• Task instructions: Go through the listing and set it down exactly, leaving out its pictures.
— start Data for processing —
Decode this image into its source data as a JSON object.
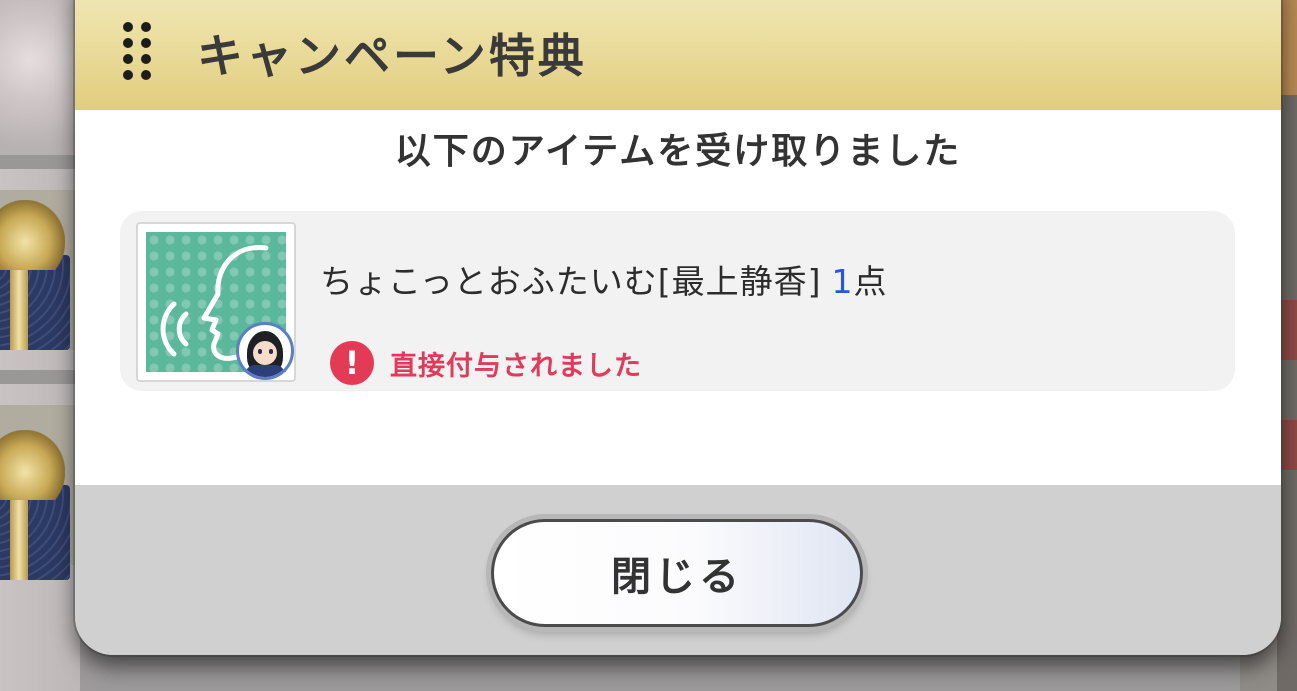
{
  "dialog": {
    "title": "キャンペーン特典",
    "message": "以下のアイテムを受け取りました",
    "item": {
      "name": "ちょこっとおふたいむ[最上静香]",
      "quantity": "1",
      "unit": "点",
      "icon": "voice-item-icon",
      "notice_icon": "!",
      "notice": "直接付与されました"
    },
    "close_button": "閉じる"
  },
  "colors": {
    "header_gold": "#e1cd7e",
    "quantity_blue": "#2a56d8",
    "notice_red": "#df3b5a",
    "item_icon_green": "#5cb89a"
  }
}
— end Data for processing —
• Solution for this exercise:
Decode this image into its source data as a JSON object.
{
  "dialog": {
    "title": "キャンペーン特典",
    "message": "以下のアイテムを受け取りました",
    "item": {
      "name": "ちょこっとおふたいむ[最上静香]",
      "quantity": "1",
      "unit": "点",
      "icon": "voice-item-icon",
      "notice_icon": "!",
      "notice": "直接付与されました"
    },
    "close_button": "閉じる"
  },
  "colors": {
    "header_gold": "#e1cd7e",
    "quantity_blue": "#2a56d8",
    "notice_red": "#df3b5a",
    "item_icon_green": "#5cb89a"
  }
}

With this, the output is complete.